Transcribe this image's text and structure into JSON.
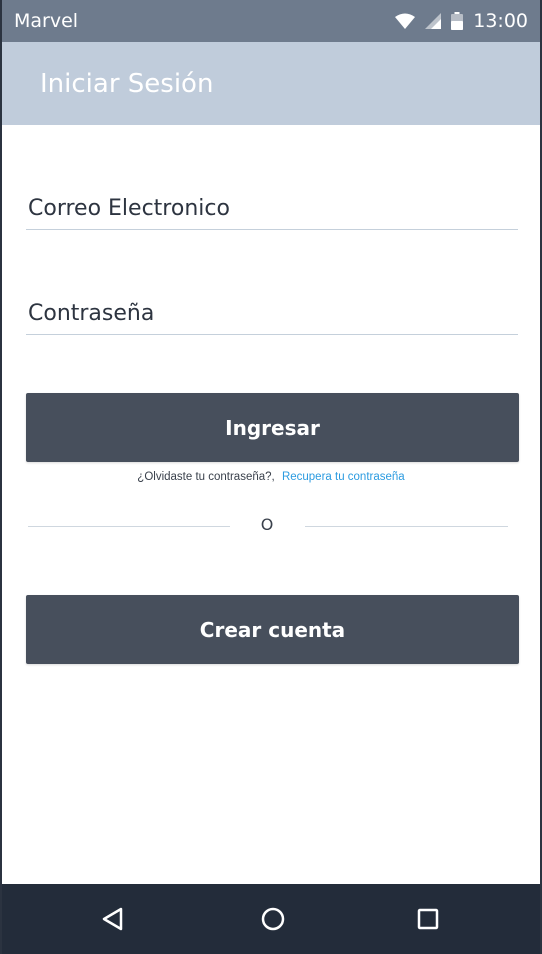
{
  "status_bar": {
    "carrier": "Marvel",
    "time": "13:00",
    "icons": [
      "wifi-icon",
      "signal-icon",
      "battery-icon"
    ]
  },
  "app_bar": {
    "title": "Iniciar Sesión"
  },
  "form": {
    "email": {
      "value": "",
      "placeholder": "Correo Electronico"
    },
    "password": {
      "value": "",
      "placeholder": "Contraseña"
    },
    "login_label": "Ingresar",
    "forgot_text": "¿Olvidaste tu contraseña?,",
    "recover_link": "Recupera tu contraseña",
    "divider_text": "O",
    "create_label": "Crear cuenta"
  },
  "nav_bar": {
    "icons": [
      "back-icon",
      "home-icon",
      "recent-apps-icon"
    ]
  },
  "colors": {
    "status_bar": "#6e7b8d",
    "app_bar": "#c0ccdb",
    "button": "#474f5c",
    "link": "#2b9be0",
    "nav_bar": "#232c3a"
  }
}
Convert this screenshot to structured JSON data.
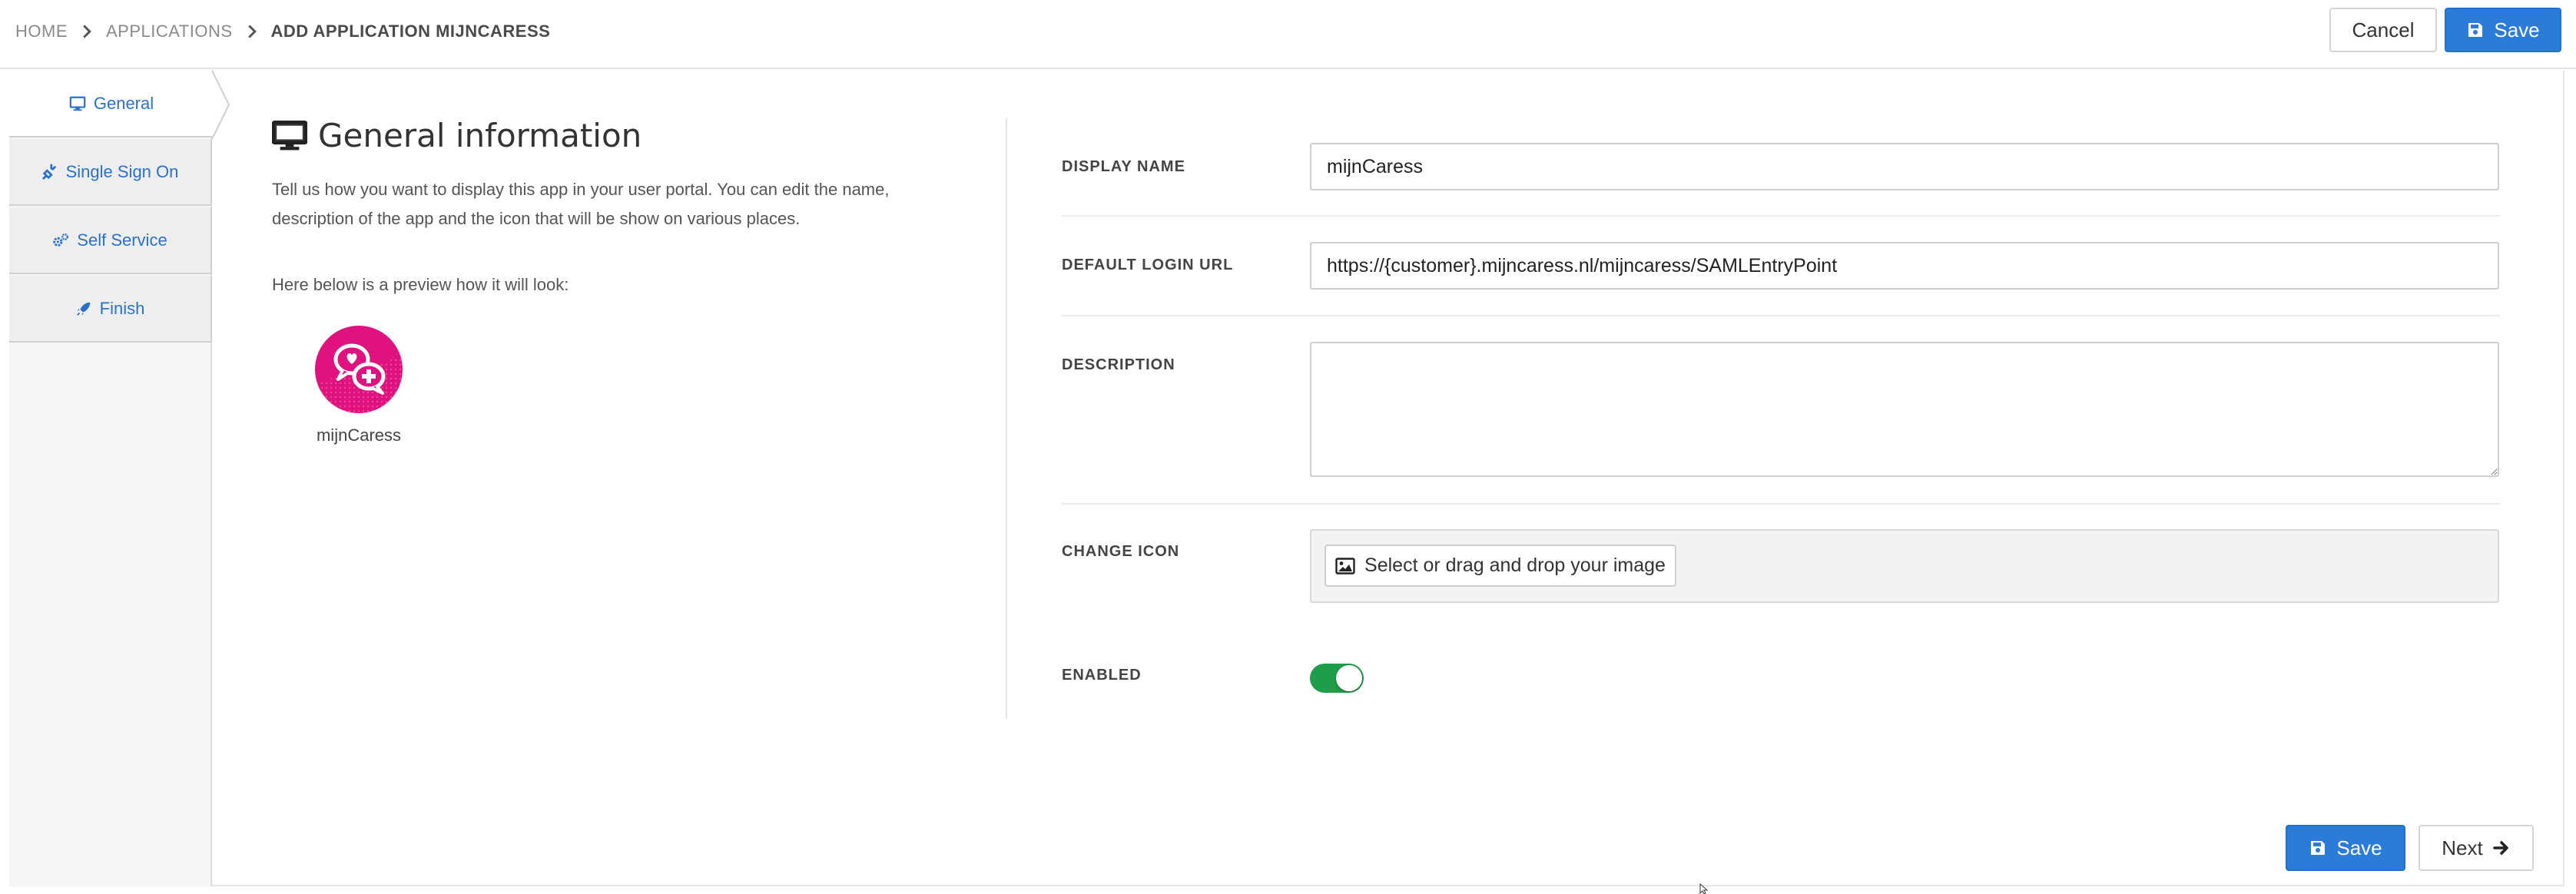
{
  "breadcrumb": {
    "items": [
      "HOME",
      "APPLICATIONS",
      "ADD APPLICATION MIJNCARESS"
    ]
  },
  "header": {
    "cancel_label": "Cancel",
    "save_label": "Save"
  },
  "tabs": [
    {
      "label": "General",
      "icon": "desktop-icon",
      "active": true
    },
    {
      "label": "Single Sign On",
      "icon": "plug-icon",
      "active": false
    },
    {
      "label": "Self Service",
      "icon": "gears-icon",
      "active": false
    },
    {
      "label": "Finish",
      "icon": "rocket-icon",
      "active": false
    }
  ],
  "info": {
    "title": "General information",
    "description": "Tell us how you want to display this app in your user portal. You can edit the name, description of the app and the icon that will be show on various places.",
    "preview_label": "Here below is a preview how it will look:",
    "app_name": "mijnCaress"
  },
  "form": {
    "display_name_label": "DISPLAY NAME",
    "display_name_value": "mijnCaress",
    "login_url_label": "DEFAULT LOGIN URL",
    "login_url_value": "https://{customer}.mijncaress.nl/mijncaress/SAMLEntryPoint",
    "description_label": "DESCRIPTION",
    "description_value": "",
    "change_icon_label": "CHANGE ICON",
    "select_image_label": "Select or drag and drop your image",
    "enabled_label": "ENABLED",
    "enabled": true
  },
  "footer": {
    "save_label": "Save",
    "next_label": "Next"
  },
  "colors": {
    "primary": "#2b7bd9",
    "link": "#2a72c9",
    "toggle_on": "#1e9e4a",
    "app_icon": "#e0127f"
  }
}
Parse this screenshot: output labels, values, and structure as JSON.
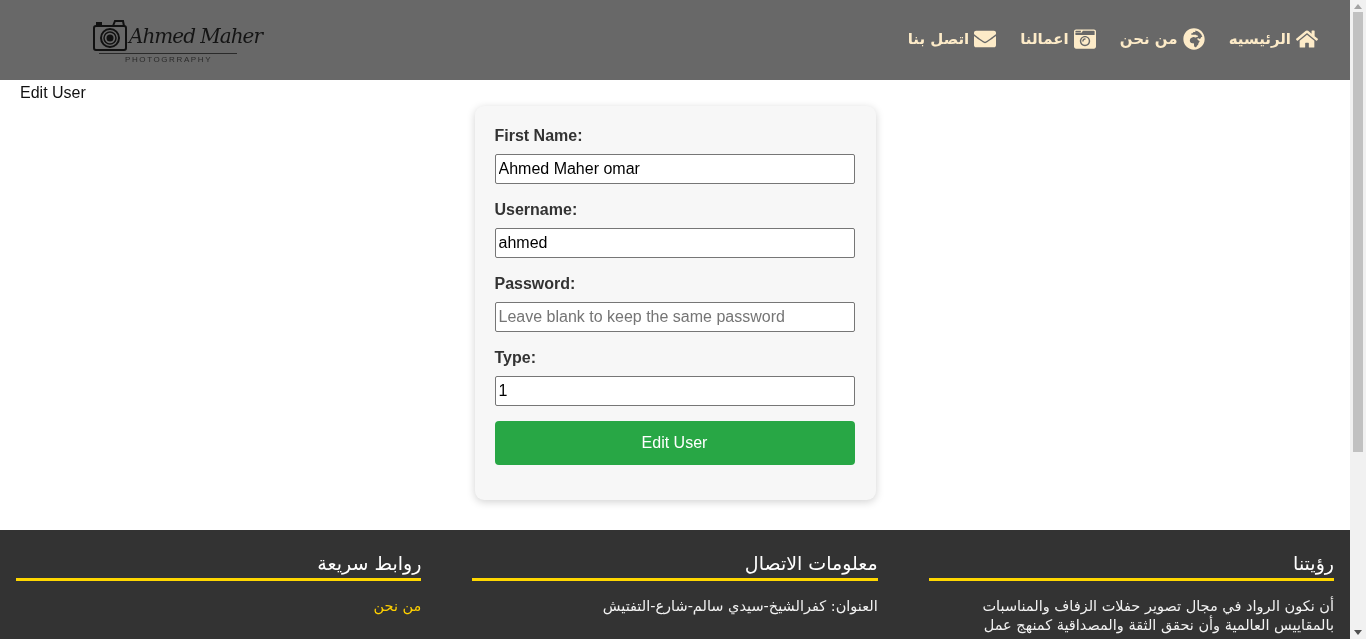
{
  "header": {
    "logo": {
      "script": "Ahmed Maher",
      "tagline": "PHOTOGRRAPHY"
    },
    "nav": [
      {
        "label": "الرئيسيه"
      },
      {
        "label": "من نحن"
      },
      {
        "label": "اعمالنا"
      },
      {
        "label": "اتصل بنا"
      }
    ]
  },
  "page_title": "Edit User",
  "form": {
    "fields": [
      {
        "label": "First Name:",
        "value": "Ahmed Maher omar"
      },
      {
        "label": "Username:",
        "value": "ahmed"
      },
      {
        "label": "Password:",
        "placeholder": "Leave blank to keep the same password"
      },
      {
        "label": "Type:",
        "value": "1"
      }
    ],
    "submit": "Edit User"
  },
  "footer": {
    "columns": [
      {
        "heading": "رؤيتنا",
        "kind": "text",
        "text": "أن نكون الرواد في مجال تصوير حفلات الزفاف والمناسبات بالمقاييس العالمية وأن نحقق الثقة والمصداقية كمنهج عمل"
      },
      {
        "heading": "معلومات الاتصال",
        "kind": "text",
        "text": "العنوان: كفرالشيخ-سيدي سالم-شارع-التفتيش"
      },
      {
        "heading": "روابط سريعة",
        "kind": "links",
        "links": [
          "من نحن"
        ]
      }
    ]
  }
}
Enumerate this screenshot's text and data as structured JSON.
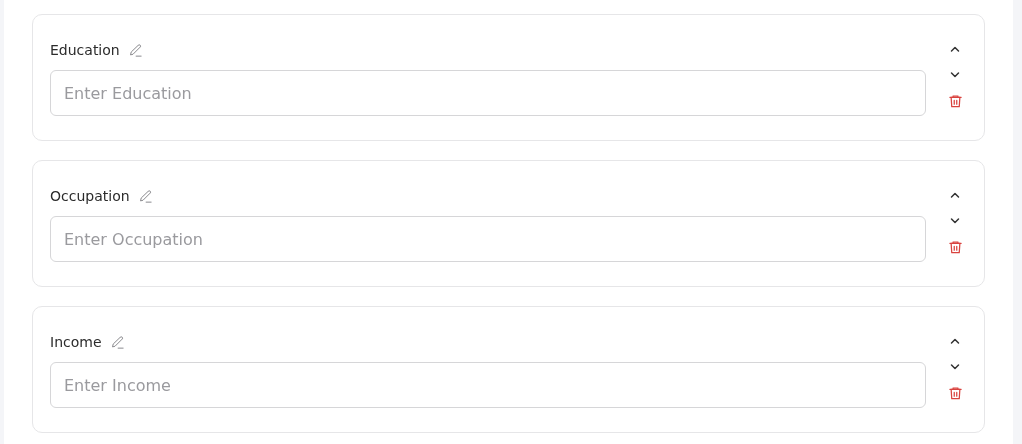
{
  "fields": [
    {
      "label": "Education",
      "placeholder": "Enter Education"
    },
    {
      "label": "Occupation",
      "placeholder": "Enter Occupation"
    },
    {
      "label": "Income",
      "placeholder": "Enter Income"
    }
  ]
}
==================================================
> **Aim**
Your task is to pick out every line with the string "structured" and copy it.

> **Task result**
Convert this screenshot to structured JSON data.
Enumerate this screenshot's text and data as structured JSON.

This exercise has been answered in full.